Data supplied:
################

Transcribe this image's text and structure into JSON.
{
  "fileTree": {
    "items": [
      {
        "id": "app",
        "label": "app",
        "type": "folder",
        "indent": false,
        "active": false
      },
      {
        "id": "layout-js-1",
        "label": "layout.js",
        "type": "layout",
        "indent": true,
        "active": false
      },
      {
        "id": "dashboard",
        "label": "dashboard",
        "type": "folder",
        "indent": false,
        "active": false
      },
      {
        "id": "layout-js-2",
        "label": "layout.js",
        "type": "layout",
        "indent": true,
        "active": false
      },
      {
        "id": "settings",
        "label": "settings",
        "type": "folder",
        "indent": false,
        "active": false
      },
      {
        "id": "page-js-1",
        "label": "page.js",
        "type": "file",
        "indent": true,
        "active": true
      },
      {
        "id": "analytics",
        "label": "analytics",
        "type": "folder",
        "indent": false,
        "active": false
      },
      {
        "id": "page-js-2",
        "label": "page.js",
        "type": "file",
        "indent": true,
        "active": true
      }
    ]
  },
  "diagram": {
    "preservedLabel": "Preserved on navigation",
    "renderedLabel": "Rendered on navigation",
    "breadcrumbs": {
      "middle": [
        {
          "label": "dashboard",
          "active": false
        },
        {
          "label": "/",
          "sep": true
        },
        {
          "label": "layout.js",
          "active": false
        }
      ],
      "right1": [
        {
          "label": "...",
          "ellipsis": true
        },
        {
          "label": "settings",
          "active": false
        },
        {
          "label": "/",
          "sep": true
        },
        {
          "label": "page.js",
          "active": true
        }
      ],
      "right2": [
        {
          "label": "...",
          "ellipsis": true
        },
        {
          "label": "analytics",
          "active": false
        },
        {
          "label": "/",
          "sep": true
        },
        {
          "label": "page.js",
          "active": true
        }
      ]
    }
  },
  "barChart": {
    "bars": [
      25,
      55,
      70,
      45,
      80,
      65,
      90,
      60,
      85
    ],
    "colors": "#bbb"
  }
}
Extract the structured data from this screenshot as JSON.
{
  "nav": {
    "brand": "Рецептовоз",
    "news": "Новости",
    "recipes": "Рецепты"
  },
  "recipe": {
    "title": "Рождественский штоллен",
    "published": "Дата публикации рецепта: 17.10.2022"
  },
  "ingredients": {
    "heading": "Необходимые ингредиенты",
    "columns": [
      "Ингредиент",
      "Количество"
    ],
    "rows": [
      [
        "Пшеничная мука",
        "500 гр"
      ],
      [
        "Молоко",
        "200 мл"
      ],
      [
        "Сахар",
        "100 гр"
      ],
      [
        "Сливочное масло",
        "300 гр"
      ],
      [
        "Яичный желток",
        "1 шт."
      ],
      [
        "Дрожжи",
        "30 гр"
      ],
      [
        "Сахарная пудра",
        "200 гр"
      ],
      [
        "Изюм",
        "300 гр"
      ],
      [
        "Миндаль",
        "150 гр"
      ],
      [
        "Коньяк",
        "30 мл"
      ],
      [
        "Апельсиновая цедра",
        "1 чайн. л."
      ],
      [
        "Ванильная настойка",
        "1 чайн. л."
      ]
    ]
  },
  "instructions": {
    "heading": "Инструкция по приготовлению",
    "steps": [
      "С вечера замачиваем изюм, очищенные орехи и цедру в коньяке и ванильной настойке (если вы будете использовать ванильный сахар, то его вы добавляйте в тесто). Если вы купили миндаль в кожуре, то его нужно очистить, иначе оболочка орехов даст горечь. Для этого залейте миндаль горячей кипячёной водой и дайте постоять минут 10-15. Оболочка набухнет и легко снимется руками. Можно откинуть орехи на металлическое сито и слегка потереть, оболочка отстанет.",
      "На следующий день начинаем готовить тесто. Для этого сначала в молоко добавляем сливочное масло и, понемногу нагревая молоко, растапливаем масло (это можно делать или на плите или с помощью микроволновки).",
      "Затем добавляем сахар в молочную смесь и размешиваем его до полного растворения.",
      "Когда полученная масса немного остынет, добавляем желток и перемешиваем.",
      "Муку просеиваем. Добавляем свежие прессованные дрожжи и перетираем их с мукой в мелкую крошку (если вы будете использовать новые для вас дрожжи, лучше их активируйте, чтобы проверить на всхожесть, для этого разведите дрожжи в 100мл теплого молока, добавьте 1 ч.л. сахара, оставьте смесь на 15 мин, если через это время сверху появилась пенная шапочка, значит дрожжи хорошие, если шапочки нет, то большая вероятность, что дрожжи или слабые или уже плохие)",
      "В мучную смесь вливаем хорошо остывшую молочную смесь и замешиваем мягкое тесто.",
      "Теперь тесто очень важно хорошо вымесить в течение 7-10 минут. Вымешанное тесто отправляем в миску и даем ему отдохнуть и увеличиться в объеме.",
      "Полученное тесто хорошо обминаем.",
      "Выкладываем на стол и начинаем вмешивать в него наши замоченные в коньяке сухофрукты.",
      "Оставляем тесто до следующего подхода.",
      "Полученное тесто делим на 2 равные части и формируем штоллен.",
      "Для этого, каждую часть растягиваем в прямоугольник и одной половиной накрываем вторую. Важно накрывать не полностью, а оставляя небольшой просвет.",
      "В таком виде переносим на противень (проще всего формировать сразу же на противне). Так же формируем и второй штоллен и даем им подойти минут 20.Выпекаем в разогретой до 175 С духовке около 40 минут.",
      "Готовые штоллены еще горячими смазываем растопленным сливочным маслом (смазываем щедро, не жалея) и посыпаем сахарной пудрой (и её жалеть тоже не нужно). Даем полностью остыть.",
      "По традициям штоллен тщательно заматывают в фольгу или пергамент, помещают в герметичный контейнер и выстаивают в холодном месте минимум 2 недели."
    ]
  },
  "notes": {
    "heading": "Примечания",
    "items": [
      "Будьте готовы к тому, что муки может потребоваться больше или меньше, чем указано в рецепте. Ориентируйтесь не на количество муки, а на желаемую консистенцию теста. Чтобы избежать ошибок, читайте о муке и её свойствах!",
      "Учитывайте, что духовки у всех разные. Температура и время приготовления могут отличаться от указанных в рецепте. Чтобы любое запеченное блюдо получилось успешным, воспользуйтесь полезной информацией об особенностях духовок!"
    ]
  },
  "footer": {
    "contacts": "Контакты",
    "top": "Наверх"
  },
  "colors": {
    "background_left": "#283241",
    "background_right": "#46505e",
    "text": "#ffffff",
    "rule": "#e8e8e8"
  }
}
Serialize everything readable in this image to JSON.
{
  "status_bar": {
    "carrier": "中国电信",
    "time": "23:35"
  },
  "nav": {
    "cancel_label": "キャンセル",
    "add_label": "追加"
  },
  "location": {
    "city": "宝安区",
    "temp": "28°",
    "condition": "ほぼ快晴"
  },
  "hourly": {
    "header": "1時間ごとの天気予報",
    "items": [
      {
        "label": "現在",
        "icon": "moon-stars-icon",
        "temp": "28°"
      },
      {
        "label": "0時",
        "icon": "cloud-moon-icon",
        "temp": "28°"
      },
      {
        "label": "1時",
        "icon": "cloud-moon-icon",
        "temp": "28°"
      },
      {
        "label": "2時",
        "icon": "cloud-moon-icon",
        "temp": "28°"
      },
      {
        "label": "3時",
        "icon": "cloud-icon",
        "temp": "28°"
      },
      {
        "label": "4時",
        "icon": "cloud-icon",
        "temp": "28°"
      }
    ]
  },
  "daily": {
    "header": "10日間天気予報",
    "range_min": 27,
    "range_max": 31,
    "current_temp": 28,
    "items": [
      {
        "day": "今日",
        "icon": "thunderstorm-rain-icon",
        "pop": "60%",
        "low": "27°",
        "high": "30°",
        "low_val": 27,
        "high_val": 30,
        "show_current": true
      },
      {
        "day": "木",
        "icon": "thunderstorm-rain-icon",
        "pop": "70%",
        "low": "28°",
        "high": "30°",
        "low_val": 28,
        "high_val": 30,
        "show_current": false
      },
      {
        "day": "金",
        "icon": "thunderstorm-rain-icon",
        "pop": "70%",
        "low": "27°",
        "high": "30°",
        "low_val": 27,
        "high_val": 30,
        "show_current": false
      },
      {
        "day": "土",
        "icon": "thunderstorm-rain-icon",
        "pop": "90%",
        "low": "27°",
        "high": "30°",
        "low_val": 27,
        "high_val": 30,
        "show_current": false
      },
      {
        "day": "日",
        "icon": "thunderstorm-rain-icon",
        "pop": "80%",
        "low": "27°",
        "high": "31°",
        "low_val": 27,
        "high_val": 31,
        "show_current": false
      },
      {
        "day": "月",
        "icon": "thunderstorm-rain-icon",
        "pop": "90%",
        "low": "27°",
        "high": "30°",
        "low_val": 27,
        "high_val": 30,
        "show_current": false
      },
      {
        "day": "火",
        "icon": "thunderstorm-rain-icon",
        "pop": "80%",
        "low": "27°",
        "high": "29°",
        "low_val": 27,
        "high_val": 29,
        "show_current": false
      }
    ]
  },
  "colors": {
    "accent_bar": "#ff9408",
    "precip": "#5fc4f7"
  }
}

################

Check every line of the data, and copy the ones that contain "если".

      "С вечера замачиваем изюм, очищенные орехи и цедру в коньяке и ванильной настойке (если вы будете использовать ванильный сахар, то его вы добавляйте в тесто). Если вы купили миндаль в кожуре, то его нужно очистить, иначе оболочка орехов даст горечь. Для этого залейте миндаль горячей кипячёной водой и дайте постоять минут 10-15. Оболочка набухнет и легко снимется руками. Можно откинуть орехи на металлическое сито и слегка потереть, оболочка отстанет.",
      "Муку просеиваем. Добавляем свежие прессованные дрожжи и перетираем их с мукой в мелкую крошку (если вы будете использовать новые для вас дрожжи, лучше их активируйте, чтобы проверить на всхожесть, для этого разведите дрожжи в 100мл теплого молока, добавьте 1 ч.л. сахара, оставьте смесь на 15 мин, если через это время сверху появилась пенная шапочка, значит дрожжи хорошие, если шапочки нет, то большая вероятность, что дрожжи или слабые или уже плохие)",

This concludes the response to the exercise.